§ SET EXERCISE
Scan the data below. Pull out each line where "name" occurs.

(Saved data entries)

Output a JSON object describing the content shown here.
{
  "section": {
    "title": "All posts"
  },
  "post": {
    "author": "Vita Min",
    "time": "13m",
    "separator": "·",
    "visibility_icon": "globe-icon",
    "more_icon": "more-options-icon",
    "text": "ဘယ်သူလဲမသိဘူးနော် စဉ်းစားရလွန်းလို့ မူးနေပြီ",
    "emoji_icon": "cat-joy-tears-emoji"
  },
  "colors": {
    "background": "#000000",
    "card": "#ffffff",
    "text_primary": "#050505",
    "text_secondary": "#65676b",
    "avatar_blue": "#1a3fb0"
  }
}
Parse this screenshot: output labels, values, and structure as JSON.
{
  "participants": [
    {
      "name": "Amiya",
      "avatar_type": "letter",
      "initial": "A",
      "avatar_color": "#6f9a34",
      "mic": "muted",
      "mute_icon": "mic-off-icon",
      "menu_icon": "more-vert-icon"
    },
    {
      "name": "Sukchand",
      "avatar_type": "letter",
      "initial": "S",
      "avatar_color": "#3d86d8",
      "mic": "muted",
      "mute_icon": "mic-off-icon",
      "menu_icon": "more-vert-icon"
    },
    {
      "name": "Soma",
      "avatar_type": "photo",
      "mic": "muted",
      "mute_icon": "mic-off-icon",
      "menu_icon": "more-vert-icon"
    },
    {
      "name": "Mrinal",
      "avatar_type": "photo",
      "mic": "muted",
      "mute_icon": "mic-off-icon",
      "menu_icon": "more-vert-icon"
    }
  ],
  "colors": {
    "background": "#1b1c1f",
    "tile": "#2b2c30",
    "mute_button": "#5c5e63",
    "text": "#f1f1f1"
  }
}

§ SOLUTION FOR THIS PROBLEM
      "name": "Amiya",
      "name": "Sukchand",
      "name": "Soma",
      "name": "Mrinal",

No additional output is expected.